◆ YOUR TASK
Figure out how many lines of the material below contain the word "Реализация". Answer with the number only.
= = = =
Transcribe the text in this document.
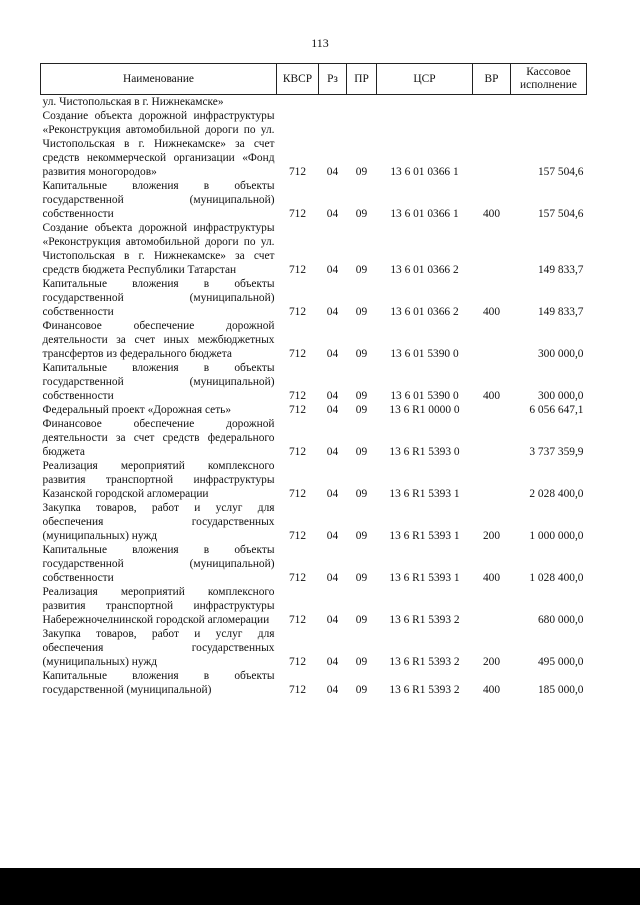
113
Наименование	КВСР	Рз	ПР	ЦСР	ВР	Кассовое исполнение
ул. Чистопольская в г. Нижнекамске»						
Создание объекта дорожной инфраструктуры «Реконструкция автомобильной дороги по ул. Чистопольская в г. Нижнекамске» за счет средств некоммерческой организации «Фонд развития моногородов»	712	04	09	13 6 01 0366 1		157 504,6
Капитальные вложения в объекты государственной (муниципальной) собственности	712	04	09	13 6 01 0366 1	400	157 504,6
Создание объекта дорожной инфраструктуры «Реконструкция автомобильной дороги по ул. Чистопольская в г. Нижнекамске» за счет средств бюджета Республики Татарстан	712	04	09	13 6 01 0366 2		149 833,7
Капитальные вложения в объекты государственной (муниципальной) собственности	712	04	09	13 6 01 0366 2	400	149 833,7
Финансовое обеспечение дорожной деятельности за счет иных межбюджетных трансфертов из федерального бюджета	712	04	09	13 6 01 5390 0		300 000,0
Капитальные вложения в объекты государственной (муниципальной) собственности	712	04	09	13 6 01 5390 0	400	300 000,0
Федеральный проект «Дорожная сеть»	712	04	09	13 6 R1 0000 0		6 056 647,1
Финансовое обеспечение дорожной деятельности за счет средств федерального бюджета	712	04	09	13 6 R1 5393 0		3 737 359,9
Реализация мероприятий комплексного развития транспортной инфраструктуры Казанской городской агломерации	712	04	09	13 6 R1 5393 1		2 028 400,0
Закупка товаров, работ и услуг для обеспечения государственных (муниципальных) нужд	712	04	09	13 6 R1 5393 1	200	1 000 000,0
Капитальные вложения в объекты государственной (муниципальной) собственности	712	04	09	13 6 R1 5393 1	400	1 028 400,0
Реализация мероприятий комплексного развития транспортной инфраструктуры Набережночелнинской городской агломерации	712	04	09	13 6 R1 5393 2		680 000,0
Закупка товаров, работ и услуг для обеспечения государственных (муниципальных) нужд	712	04	09	13 6 R1 5393 2	200	495 000,0
Капитальные вложения в объекты государственной (муниципальной)	712	04	09	13 6 R1 5393 2	400	185 000,0
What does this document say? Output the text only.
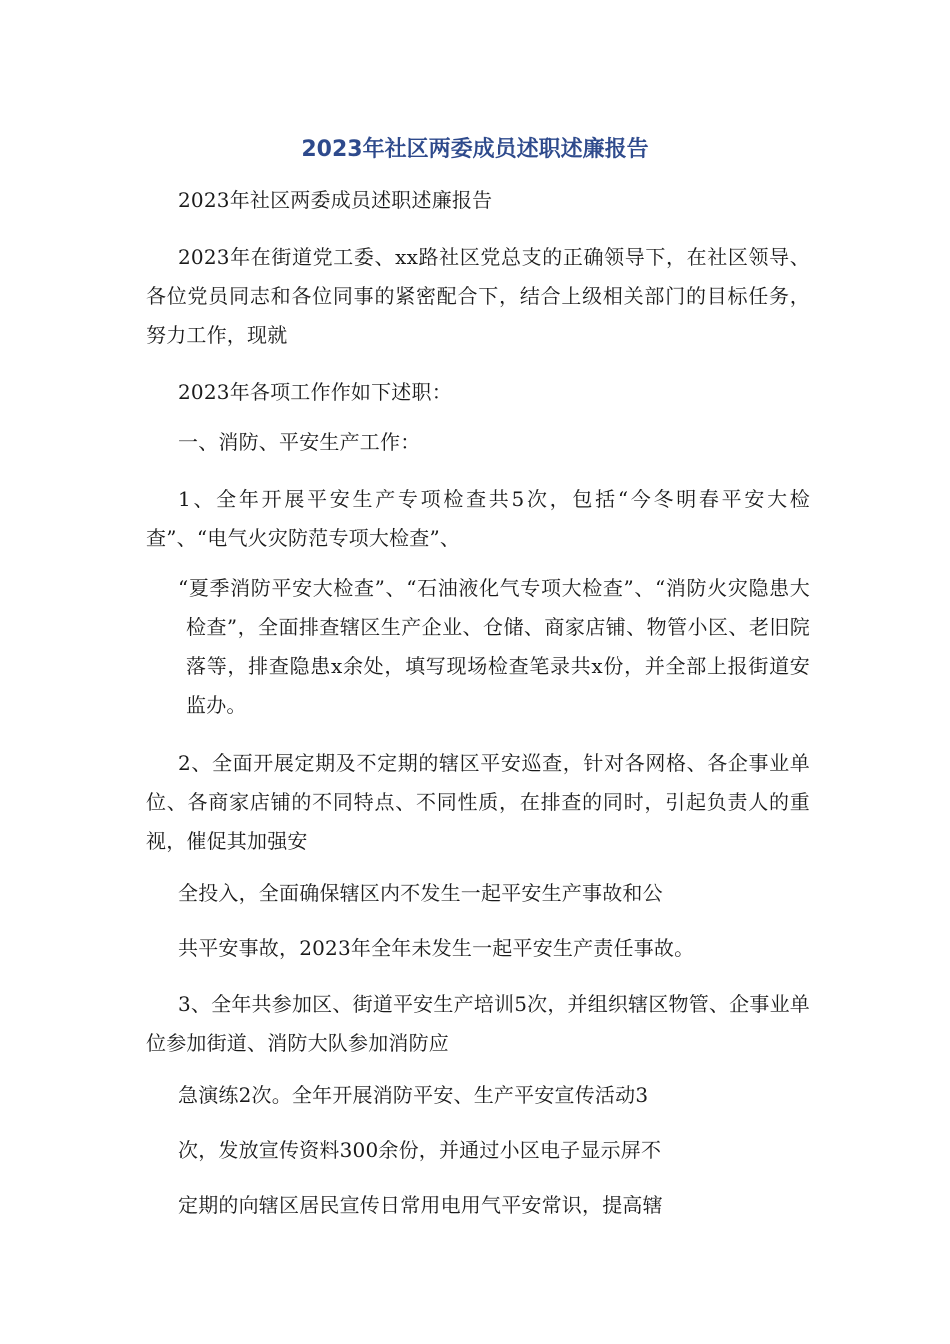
2023年社区两委成员述职述廉报告

2023年社区两委成员述职述廉报告

2023年在街道党工委、xx路社区党总支的正确领导下，在社区领导、各位党员同志和各位同事的紧密配合下，结合上级相关部门的目标任务，努力工作，现就

2023年各项工作作如下述职：

一、消防、平安生产工作：

1、全年开展平安生产专项检查共5次，包括“今冬明春平安大检查”、“电气火灾防范专项大检查”、

“夏季消防平安大检查”、“石油液化气专项大检查”、“消防火灾隐患大检查”，全面排查辖区生产企业、仓储、商家店铺、物管小区、老旧院落等，排查隐患x余处，填写现场检查笔录共x份，并全部上报街道安监办。

2、全面开展定期及不定期的辖区平安巡查，针对各网格、各企事业单位、各商家店铺的不同特点、不同性质，在排查的同时，引起负责人的重视，催促其加强安

全投入，全面确保辖区内不发生一起平安生产事故和公

共平安事故，2023年全年未发生一起平安生产责任事故。

3、全年共参加区、街道平安生产培训5次，并组织辖区物管、企事业单位参加街道、消防大队参加消防应

急演练2次。全年开展消防平安、生产平安宣传活动3

次，发放宣传资料300余份，并通过小区电子显示屏不

定期的向辖区居民宣传日常用电用气平安常识，提高辖
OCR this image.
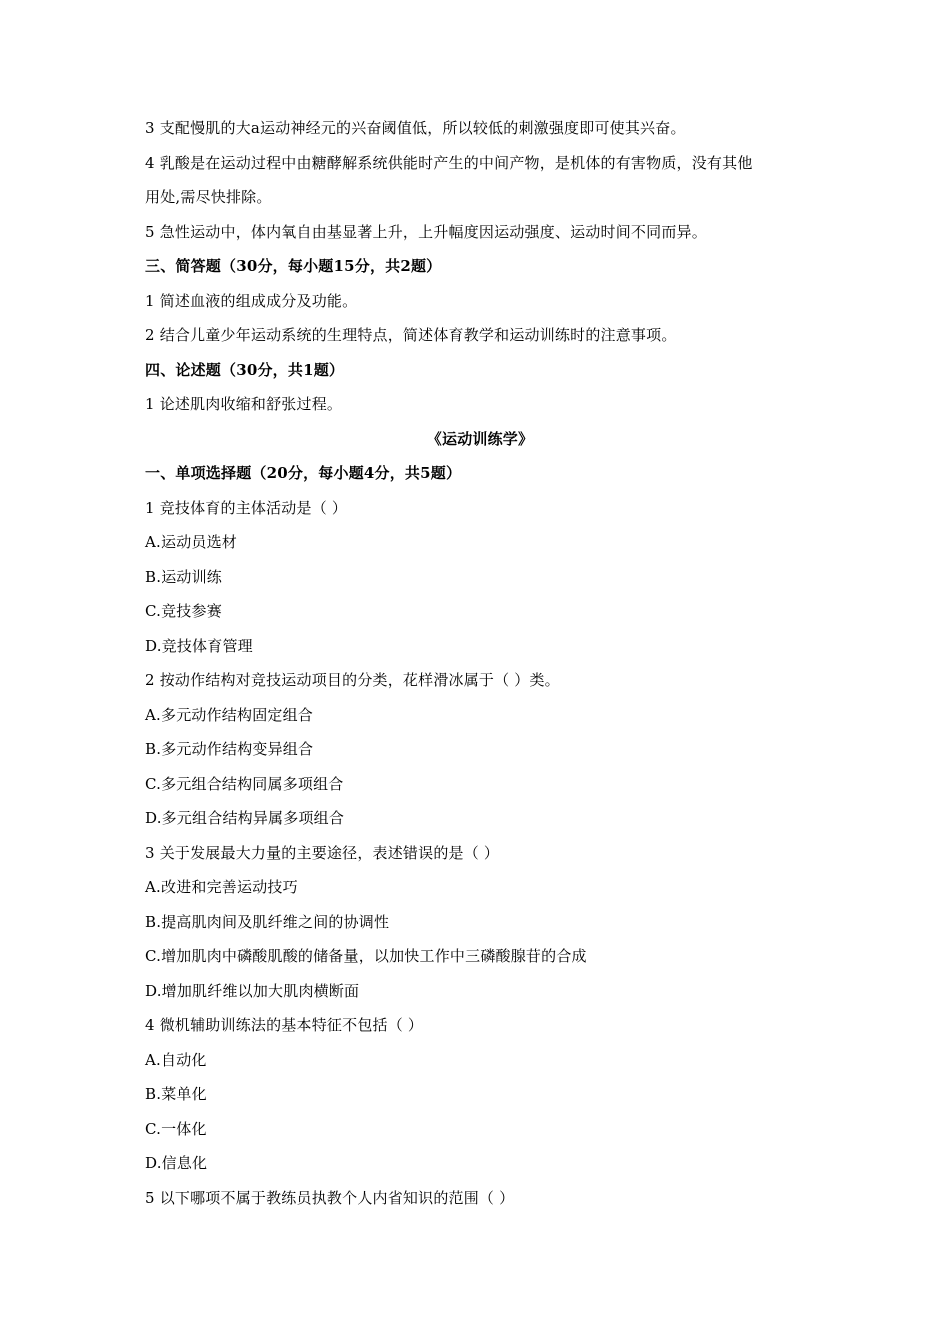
3 支配慢肌的大a运动神经元的兴奋阈值低，所以较低的刺激强度即可使其兴奋。
4 乳酸是在运动过程中由糖酵解系统供能时产生的中间产物，是机体的有害物质，没有其他
用处,需尽快排除。
5 急性运动中，体内氧自由基显著上升，上升幅度因运动强度、运动时间不同而异。
三、简答题（30分，每小题15分，共2题）
1 简述血液的组成成分及功能。
2 结合儿童少年运动系统的生理特点，简述体育教学和运动训练时的注意事项。
四、论述题（30分，共1题）
1 论述肌肉收缩和舒张过程。
《运动训练学》
一、单项选择题（20分，每小题4分，共5题）
1 竞技体育的主体活动是（ ）
A.运动员选材
B.运动训练
C.竞技参赛
D.竞技体育管理
2 按动作结构对竞技运动项目的分类，花样滑冰属于（ ）类。
A.多元动作结构固定组合
B.多元动作结构变异组合
C.多元组合结构同属多项组合
D.多元组合结构异属多项组合
3 关于发展最大力量的主要途径，表述错误的是（ ）
A.改进和完善运动技巧
B.提高肌肉间及肌纤维之间的协调性
C.增加肌肉中磷酸肌酸的储备量，以加快工作中三磷酸腺苷的合成
D.增加肌纤维以加大肌肉横断面
4 微机辅助训练法的基本特征不包括（ ）
A.自动化
B.菜单化
C.一体化
D.信息化
5 以下哪项不属于教练员执教个人内省知识的范围（ ）
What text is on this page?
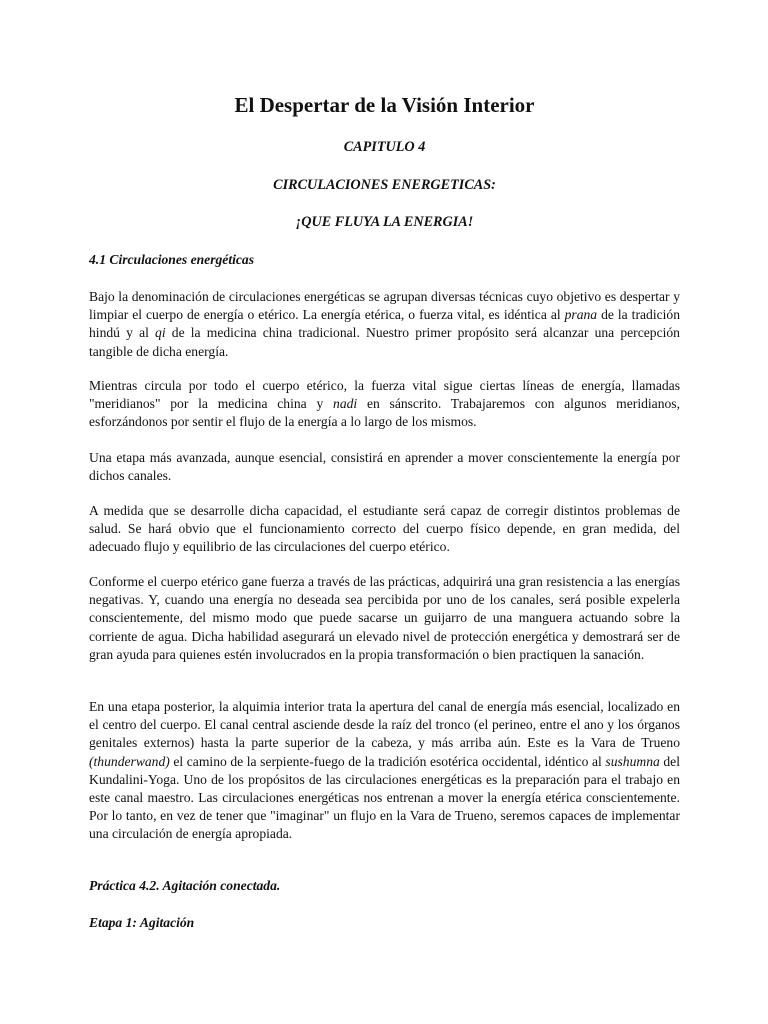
El Despertar de la Visión Interior

CAPITULO 4

CIRCULACIONES ENERGETICAS:

¡QUE FLUYA LA ENERGIA!

4.1 Circulaciones energéticas

Bajo la denominación de circulaciones energéticas se agrupan diversas técnicas cuyo objetivo es despertar y limpiar el cuerpo de energía o etérico. La energía etérica, o fuerza vital, es idéntica al prana de la tradición hindú y al qi de la medicina china tradicional. Nuestro primer propósito será alcanzar una percepción tangible de dicha energía.

Mientras circula por todo el cuerpo etérico, la fuerza vital sigue ciertas líneas de energía, llamadas "meridianos" por la medicina china y nadi en sánscrito. Trabajaremos con algunos meridianos, esforzándonos por sentir el flujo de la energía a lo largo de los mismos.

Una etapa más avanzada, aunque esencial, consistirá en aprender a mover conscientemente la energía por dichos canales.

A medida que se desarrolle dicha capacidad, el estudiante será capaz de corregir distintos problemas de salud. Se hará obvio que el funcionamiento correcto del cuerpo físico depende, en gran medida, del adecuado flujo y equilibrio de las circulaciones del cuerpo etérico.

Conforme el cuerpo etérico gane fuerza a través de las prácticas, adquirirá una gran resistencia a las energías negativas. Y, cuando una energía no deseada sea percibida por uno de los canales, será posible expelerla conscientemente, del mismo modo que puede sacarse un guijarro de una manguera actuando sobre la corriente de agua. Dicha habilidad asegurará un elevado nivel de protección energética y demostrará ser de gran ayuda para quienes estén involucrados en la propia transformación o bien practiquen la sanación.

En una etapa posterior, la alquimia interior trata la apertura del canal de energía más esencial, localizado en el centro del cuerpo. El canal central asciende desde la raíz del tronco (el perineo, entre el ano y los órganos genitales externos) hasta la parte superior de la cabeza, y más arriba aún. Este es la Vara de Trueno (thunderwand) el camino de la serpiente-fuego de la tradición esotérica occidental, idéntico al sushumna del Kundalini-Yoga. Uno de los propósitos de las circulaciones energéticas es la preparación para el trabajo en este canal maestro. Las circulaciones energéticas nos entrenan a mover la energía etérica conscientemente. Por lo tanto, en vez de tener que "imaginar" un flujo en la Vara de Trueno, seremos capaces de implementar una circulación de energía apropiada.

Práctica 4.2. Agitación conectada.

Etapa 1: Agitación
= = = =
◆ SOLUTION TO THE PROBLEM
2